=== Metin parçası ===

Gazeteci dostum Turan Kışlakçı’nın yeni bir kitabı
yayınlandı. Adını duyduğunuzda tebessüm edeceğiniz kitap
“Eşeknâme” ismini taşıyor. Adı her ne kadar
tebessüm ettirse de içeriği insanı derin derin
düşünmeye sevk ediyor.
“Eşeknâme” adından da anlaşılacağı gibi bir
hayvan olan eşek üzerine kurgulanmış bir kitap. İçerisinde eşeğe
ait bolca sevimli resimler bulunan kitap sayesinde bu yeri
doldurulamaz hayvan hakkında detaylı bilgilere sahip
oluyorsunuz.
Kitabı okuduğunuzda “eşek deyip de geçme”
sözünün ne kadar doğru bir deyim olduğunu anlıyorsunuz. Günlük
hayatımızda hatırı sayılır bir yeri bulunan bu hayvan edebiyatımıza
konu olacak kadar da “önemli” bir yere sahip.
Edebiyatımızda bir değil birden fazla adı
“Harnâme” olan eşeklerle ilgili kitaplara
rastlamak mümkün. Divan edebiyatında Şeyhi’nin kaleme
aldığı Harnâme isimli uzunca şiiri bunlar içinde
en popüler olanı.
Kitapta “Eşek olduğunu bilmeyen hakikaten
eşektir” diyen Mevlana’dan tutun da “Ne
günlere kaldık ey gazi hünkâr, katır defterdar oldu, eşek
mühürdar” diyen Ziya Paşa’ya kadar onlarca özlü
söze rastlamak mümkün. Her biri derin hakikatler barındıran bu
sözlerden günümüze göndermeler bulmak da mümkün.
Titiz bir çalışmanın ürünü olduğunu belli eden kitapta yazar
Turan Kışlakçı, eşek kelimesinin etimolojisinden tutun da
eşeğin tarihçesine, oradan eşeğin türlerine varıncaya kadar onlarca
başlık altında kitabının zenginleştirmiş.

===

-- Alıştırmanın amacı --
"Eşeknâme" kitabını tanıtan metni iki cümleyle özetleyin. Bu alıştırmada satırlara ihtiyaç yoktur.

=== Veri kümesi ===

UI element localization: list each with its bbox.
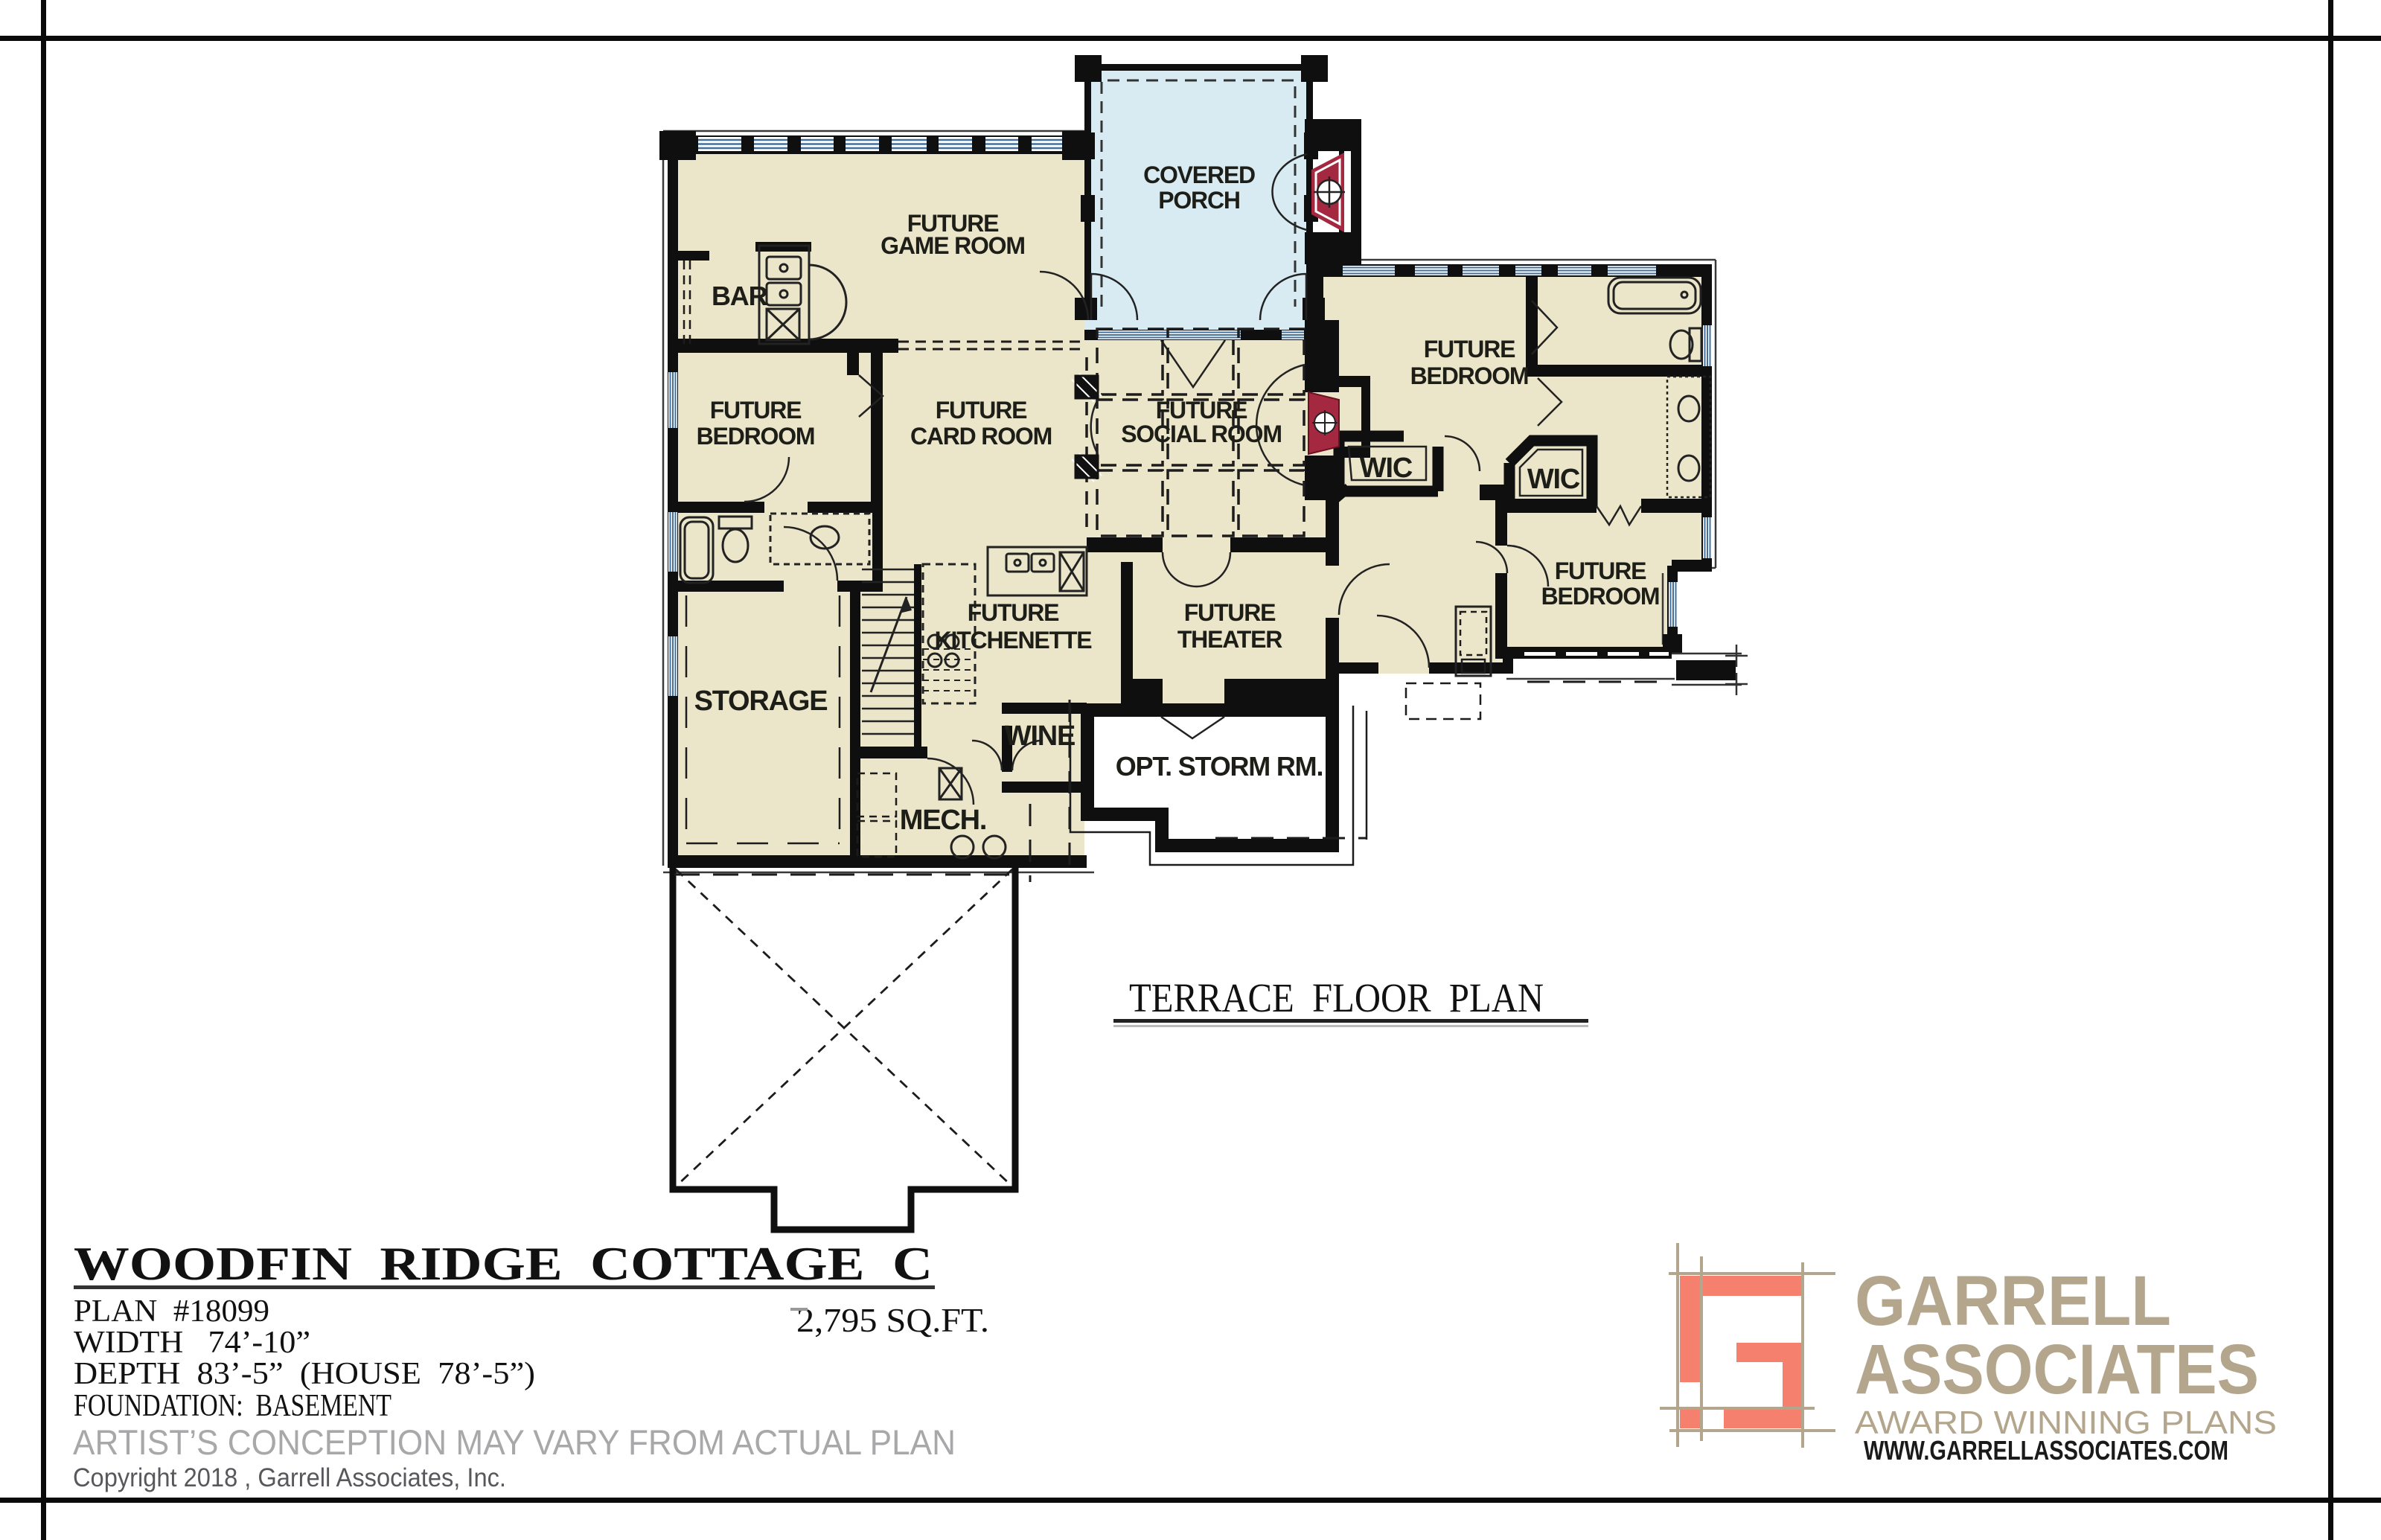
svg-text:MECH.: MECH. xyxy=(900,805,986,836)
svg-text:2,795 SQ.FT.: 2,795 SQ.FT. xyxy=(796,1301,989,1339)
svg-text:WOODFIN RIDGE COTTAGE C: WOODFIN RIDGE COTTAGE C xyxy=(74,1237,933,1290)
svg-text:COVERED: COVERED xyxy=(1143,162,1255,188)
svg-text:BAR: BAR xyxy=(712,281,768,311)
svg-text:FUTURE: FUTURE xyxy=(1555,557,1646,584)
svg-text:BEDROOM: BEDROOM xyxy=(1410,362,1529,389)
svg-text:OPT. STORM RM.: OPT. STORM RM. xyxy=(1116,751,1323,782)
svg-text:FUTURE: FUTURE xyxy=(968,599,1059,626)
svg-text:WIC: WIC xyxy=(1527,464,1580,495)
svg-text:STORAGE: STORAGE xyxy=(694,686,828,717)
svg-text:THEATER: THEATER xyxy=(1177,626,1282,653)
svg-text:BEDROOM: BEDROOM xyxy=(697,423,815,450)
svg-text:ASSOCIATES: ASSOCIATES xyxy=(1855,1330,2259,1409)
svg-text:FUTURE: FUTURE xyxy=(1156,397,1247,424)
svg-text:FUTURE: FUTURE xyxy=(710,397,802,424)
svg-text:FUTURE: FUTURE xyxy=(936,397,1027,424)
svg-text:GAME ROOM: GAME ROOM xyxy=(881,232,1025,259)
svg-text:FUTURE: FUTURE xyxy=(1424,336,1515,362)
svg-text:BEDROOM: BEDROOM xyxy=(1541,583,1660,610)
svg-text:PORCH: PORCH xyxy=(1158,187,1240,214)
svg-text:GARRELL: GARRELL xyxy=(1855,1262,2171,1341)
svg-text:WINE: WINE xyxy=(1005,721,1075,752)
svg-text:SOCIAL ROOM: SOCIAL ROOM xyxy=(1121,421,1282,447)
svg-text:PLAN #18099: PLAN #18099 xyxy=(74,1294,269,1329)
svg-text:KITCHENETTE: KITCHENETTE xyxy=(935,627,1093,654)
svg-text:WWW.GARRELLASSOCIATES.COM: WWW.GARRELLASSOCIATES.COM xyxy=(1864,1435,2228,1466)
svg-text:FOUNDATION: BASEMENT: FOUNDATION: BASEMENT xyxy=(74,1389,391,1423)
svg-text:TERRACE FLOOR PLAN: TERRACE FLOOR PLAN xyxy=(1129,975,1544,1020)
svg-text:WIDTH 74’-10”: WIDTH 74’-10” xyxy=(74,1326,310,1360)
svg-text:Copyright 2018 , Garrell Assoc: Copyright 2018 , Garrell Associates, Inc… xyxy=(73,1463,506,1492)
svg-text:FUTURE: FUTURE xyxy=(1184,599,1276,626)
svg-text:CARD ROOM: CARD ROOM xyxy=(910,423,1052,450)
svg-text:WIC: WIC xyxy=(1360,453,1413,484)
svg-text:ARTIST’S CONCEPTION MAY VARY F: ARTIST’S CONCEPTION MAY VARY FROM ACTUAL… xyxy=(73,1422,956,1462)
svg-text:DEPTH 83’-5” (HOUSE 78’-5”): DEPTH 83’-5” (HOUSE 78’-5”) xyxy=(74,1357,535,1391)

===

-- Doğru cevap --
Turan Kışlakçı'nın yeni yayınlanan "Eşeknâme" adlı kitabı eşek üzerine kurgulanmıştır; bolca sevimli resim içeren kitap, adı tebessüm ettirse de insanı derin derin düşündürür ve bu hayvan hakkında detaylı bilgi verir. Kitapta Mevlana'dan Ziya Paşa'ya kadar onlarca özlü söz yer alır ve yazar, eşek kelimesinin etimolojisinden eşeğin tarihçesine ve türlerine kadar onlarca başlıkla kitabını zenginleştirmiştir.